(Metin bölümü)
· · · · · · ·

Anadolu’da siyasî otorite boşluğunun yaşandığı ve halkın büyük sıkıntılar içinde bulunduğu Fetret döneminde Ankara’ya dönen Hacı Bayram’ın kaynaklarda bu yıllardaki faaliyetlerine ışık tutacak bilgi yoktur. Ancak mürşidi Somuncu Baba’nın yanından ayrılırken, “Sultanım, ne amel üzerine olalım, sanat bilmem ne işleyelim?” deyince, “Ekin ek, burçak ek” cevabını alması ve “Ankara’ya varıp burçak ekmesi” (Erünsal, Ekrem Hakkı Ayverdi Hâtıra Kitabı, s. 302), Ankara’ya dönünce tekke ve zâviye inşa etmeyip çiftçilikle meşgul olduğunu göstermektedir. Bu yıllarda mânevî şahsiyetinin insanları giderek etkilemeye başladığı ve çevresinde bir derviş grubunun oluştuğu söylenebilir. Somuncu Baba’nın vefatı ve ertesi yıl Çelebi Mehmed’in Osmanlı tahtına geçişinin ardından bu etki daha da genişlemiş, II. Murad devrinde devleti rahatsız edecek kadar büyük boyutlara ulaşmış olmalıdır. XVII. yüzyıl müelliflerinden Sarı Abdullah Efendi Hacı Bayram’ın halkı dalâlete sevkettiği, saltanat davasına kalkışma ihtimali bulunduğu ileri sürülerek padişaha şikâyet edildiğini söyler (Semerâtü’l-fuâd, s. 235). Hacı Bayram’ın, II. Murad’ın tahta geçişinden bir yıl önce aynı gerekçeyle idam edilen Şeyh Bedreddin Simâvî ile Konya’da buluşarak birlikte halvete giren Somuncu Baba’nın halifesi olması (Halil b. İsmâil, s. 87) bu şikâyetin gerçek sebebi kabul edilebilir.

· · · · · · ·

(Görev)
Metin bölümünde parantez içinde verilen kaynak göndermelerinin tamamını, sayfa numaralarıyla birlikte geçtikleri sırayla yazın.

(Kayıtlı veriler)

· · · · · · ·

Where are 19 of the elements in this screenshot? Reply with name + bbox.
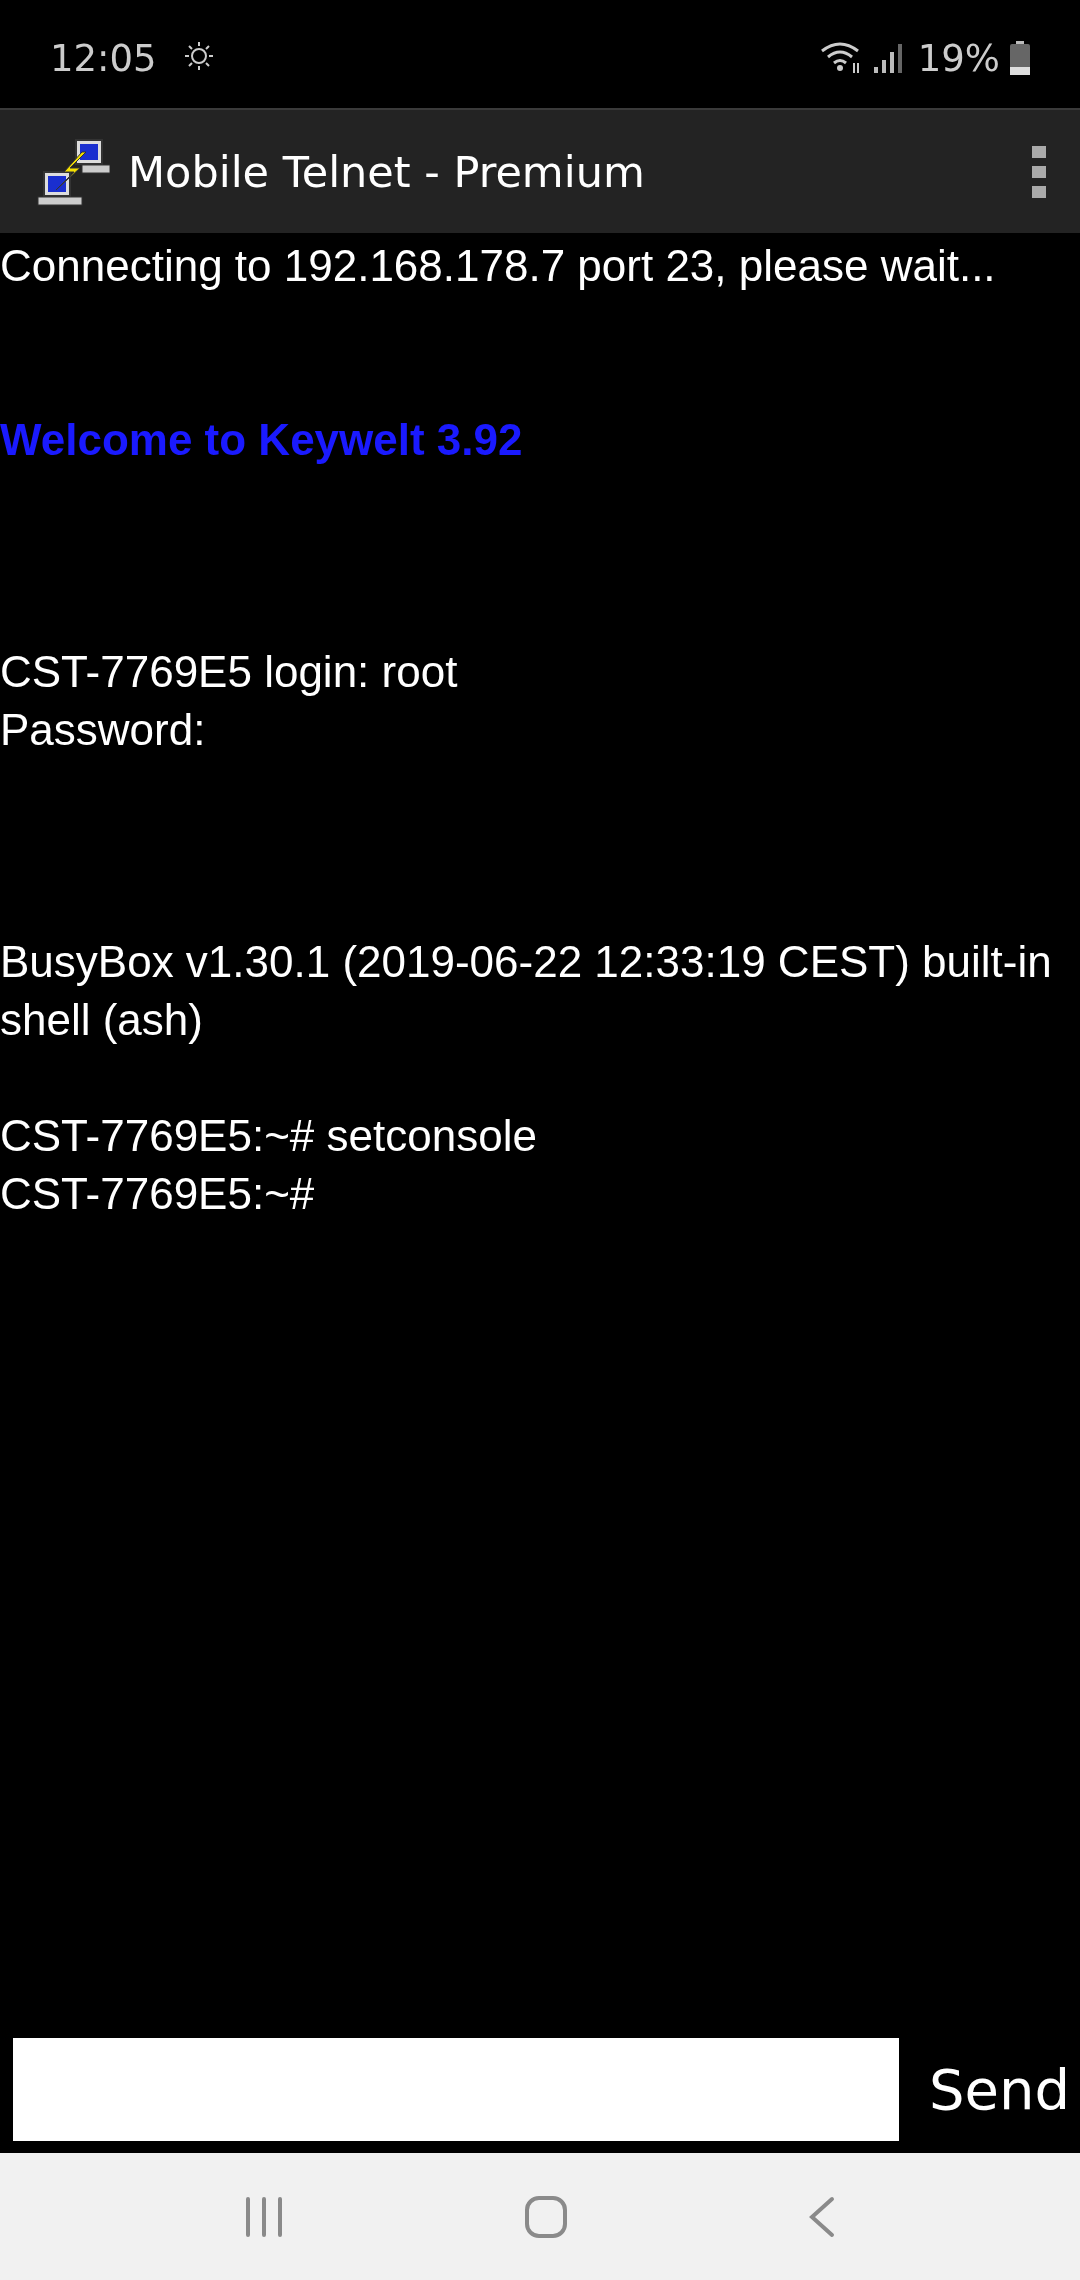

· · · · · · ·

(Çözüm)
1. Erünsal, Ekrem Hakkı Ayverdi Hâtıra Kitabı, s. 302
2. Semerâtü’l-fuâd, s. 235
3. Halil b. İsmâil, s. 87